*The input*
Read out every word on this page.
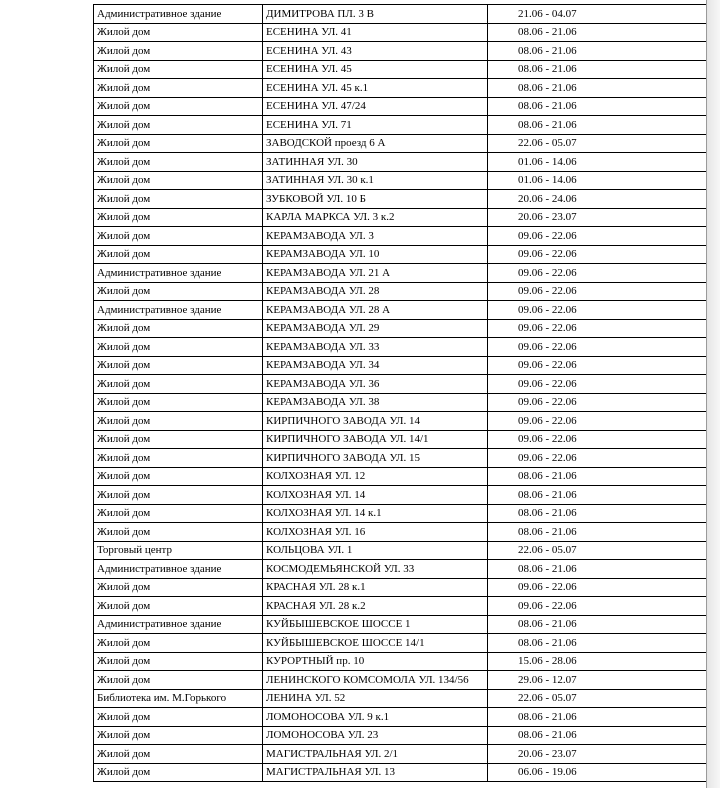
Административное здание	ДИМИТРОВА ПЛ. 3 В	21.06 - 04.07
Жилой дом	ЕСЕНИНА УЛ. 41	08.06 - 21.06
Жилой дом	ЕСЕНИНА УЛ. 43	08.06 - 21.06
Жилой дом	ЕСЕНИНА УЛ. 45	08.06 - 21.06
Жилой дом	ЕСЕНИНА УЛ. 45 к.1	08.06 - 21.06
Жилой дом	ЕСЕНИНА УЛ. 47/24	08.06 - 21.06
Жилой дом	ЕСЕНИНА УЛ. 71	08.06 - 21.06
Жилой дом	ЗАВОДСКОЙ проезд 6 А	22.06 - 05.07
Жилой дом	ЗАТИННАЯ УЛ. 30	01.06 - 14.06
Жилой дом	ЗАТИННАЯ УЛ. 30 к.1	01.06 - 14.06
Жилой дом	ЗУБКОВОЙ УЛ. 10 Б	20.06 - 24.06
Жилой дом	КАРЛА МАРКСА УЛ. 3 к.2	20.06 - 23.07
Жилой дом	КЕРАМЗАВОДА УЛ. 3	09.06 - 22.06
Жилой дом	КЕРАМЗАВОДА УЛ. 10	09.06 - 22.06
Административное здание	КЕРАМЗАВОДА УЛ. 21 А	09.06 - 22.06
Жилой дом	КЕРАМЗАВОДА УЛ. 28	09.06 - 22.06
Административное здание	КЕРАМЗАВОДА УЛ. 28 А	09.06 - 22.06
Жилой дом	КЕРАМЗАВОДА УЛ. 29	09.06 - 22.06
Жилой дом	КЕРАМЗАВОДА УЛ. 33	09.06 - 22.06
Жилой дом	КЕРАМЗАВОДА УЛ. 34	09.06 - 22.06
Жилой дом	КЕРАМЗАВОДА УЛ. 36	09.06 - 22.06
Жилой дом	КЕРАМЗАВОДА УЛ. 38	09.06 - 22.06
Жилой дом	КИРПИЧНОГО ЗАВОДА УЛ. 14	09.06 - 22.06
Жилой дом	КИРПИЧНОГО ЗАВОДА УЛ. 14/1	09.06 - 22.06
Жилой дом	КИРПИЧНОГО ЗАВОДА УЛ. 15	09.06 - 22.06
Жилой дом	КОЛХОЗНАЯ УЛ. 12	08.06 - 21.06
Жилой дом	КОЛХОЗНАЯ УЛ. 14	08.06 - 21.06
Жилой дом	КОЛХОЗНАЯ УЛ. 14 к.1	08.06 - 21.06
Жилой дом	КОЛХОЗНАЯ УЛ. 16	08.06 - 21.06
Торговый центр	КОЛЬЦОВА УЛ. 1	22.06 - 05.07
Административное здание	КОСМОДЕМЬЯНСКОЙ УЛ. 33	08.06 - 21.06
Жилой дом	КРАСНАЯ УЛ. 28 к.1	09.06 - 22.06
Жилой дом	КРАСНАЯ УЛ. 28 к.2	09.06 - 22.06
Административное здание	КУЙБЫШЕВСКОЕ ШОССЕ 1	08.06 - 21.06
Жилой дом	КУЙБЫШЕВСКОЕ ШОССЕ 14/1	08.06 - 21.06
Жилой дом	КУРОРТНЫЙ пр. 10	15.06 - 28.06
Жилой дом	ЛЕНИНСКОГО КОМСОМОЛА УЛ. 134/56	29.06 - 12.07
Библиотека им. М.Горького	ЛЕНИНА УЛ. 52	22.06 - 05.07
Жилой дом	ЛОМОНОСОВА УЛ. 9 к.1	08.06 - 21.06
Жилой дом	ЛОМОНОСОВА УЛ. 23	08.06 - 21.06
Жилой дом	МАГИСТРАЛЬНАЯ УЛ. 2/1	20.06 - 23.07
Жилой дом	МАГИСТРАЛЬНАЯ УЛ. 13	06.06 - 19.06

*What you need to do*
Exclude the pictures and transcribe all of the entries exactly.

*Response for this exercise*
Read out every word on this page.
Административное здание	ДИМИТРОВА ПЛ. 3 В	21.06 - 04.07
Жилой дом	ЕСЕНИНА УЛ. 41	08.06 - 21.06
Жилой дом	ЕСЕНИНА УЛ. 43	08.06 - 21.06
Жилой дом	ЕСЕНИНА УЛ. 45	08.06 - 21.06
Жилой дом	ЕСЕНИНА УЛ. 45 к.1	08.06 - 21.06
Жилой дом	ЕСЕНИНА УЛ. 47/24	08.06 - 21.06
Жилой дом	ЕСЕНИНА УЛ. 71	08.06 - 21.06
Жилой дом	ЗАВОДСКОЙ проезд 6 А	22.06 - 05.07
Жилой дом	ЗАТИННАЯ УЛ. 30	01.06 - 14.06
Жилой дом	ЗАТИННАЯ УЛ. 30 к.1	01.06 - 14.06
Жилой дом	ЗУБКОВОЙ УЛ. 10 Б	20.06 - 24.06
Жилой дом	КАРЛА МАРКСА УЛ. 3 к.2	20.06 - 23.07
Жилой дом	КЕРАМЗАВОДА УЛ. 3	09.06 - 22.06
Жилой дом	КЕРАМЗАВОДА УЛ. 10	09.06 - 22.06
Административное здание	КЕРАМЗАВОДА УЛ. 21 А	09.06 - 22.06
Жилой дом	КЕРАМЗАВОДА УЛ. 28	09.06 - 22.06
Административное здание	КЕРАМЗАВОДА УЛ. 28 А	09.06 - 22.06
Жилой дом	КЕРАМЗАВОДА УЛ. 29	09.06 - 22.06
Жилой дом	КЕРАМЗАВОДА УЛ. 33	09.06 - 22.06
Жилой дом	КЕРАМЗАВОДА УЛ. 34	09.06 - 22.06
Жилой дом	КЕРАМЗАВОДА УЛ. 36	09.06 - 22.06
Жилой дом	КЕРАМЗАВОДА УЛ. 38	09.06 - 22.06
Жилой дом	КИРПИЧНОГО ЗАВОДА УЛ. 14	09.06 - 22.06
Жилой дом	КИРПИЧНОГО ЗАВОДА УЛ. 14/1	09.06 - 22.06
Жилой дом	КИРПИЧНОГО ЗАВОДА УЛ. 15	09.06 - 22.06
Жилой дом	КОЛХОЗНАЯ УЛ. 12	08.06 - 21.06
Жилой дом	КОЛХОЗНАЯ УЛ. 14	08.06 - 21.06
Жилой дом	КОЛХОЗНАЯ УЛ. 14 к.1	08.06 - 21.06
Жилой дом	КОЛХОЗНАЯ УЛ. 16	08.06 - 21.06
Торговый центр	КОЛЬЦОВА УЛ. 1	22.06 - 05.07
Административное здание	КОСМОДЕМЬЯНСКОЙ УЛ. 33	08.06 - 21.06
Жилой дом	КРАСНАЯ УЛ. 28 к.1	09.06 - 22.06
Жилой дом	КРАСНАЯ УЛ. 28 к.2	09.06 - 22.06
Административное здание	КУЙБЫШЕВСКОЕ ШОССЕ 1	08.06 - 21.06
Жилой дом	КУЙБЫШЕВСКОЕ ШОССЕ 14/1	08.06 - 21.06
Жилой дом	КУРОРТНЫЙ пр. 10	15.06 - 28.06
Жилой дом	ЛЕНИНСКОГО КОМСОМОЛА УЛ. 134/56	29.06 - 12.07
Библиотека им. М.Горького	ЛЕНИНА УЛ. 52	22.06 - 05.07
Жилой дом	ЛОМОНОСОВА УЛ. 9 к.1	08.06 - 21.06
Жилой дом	ЛОМОНОСОВА УЛ. 23	08.06 - 21.06
Жилой дом	МАГИСТРАЛЬНАЯ УЛ. 2/1	20.06 - 23.07
Жилой дом	МАГИСТРАЛЬНАЯ УЛ. 13	06.06 - 19.06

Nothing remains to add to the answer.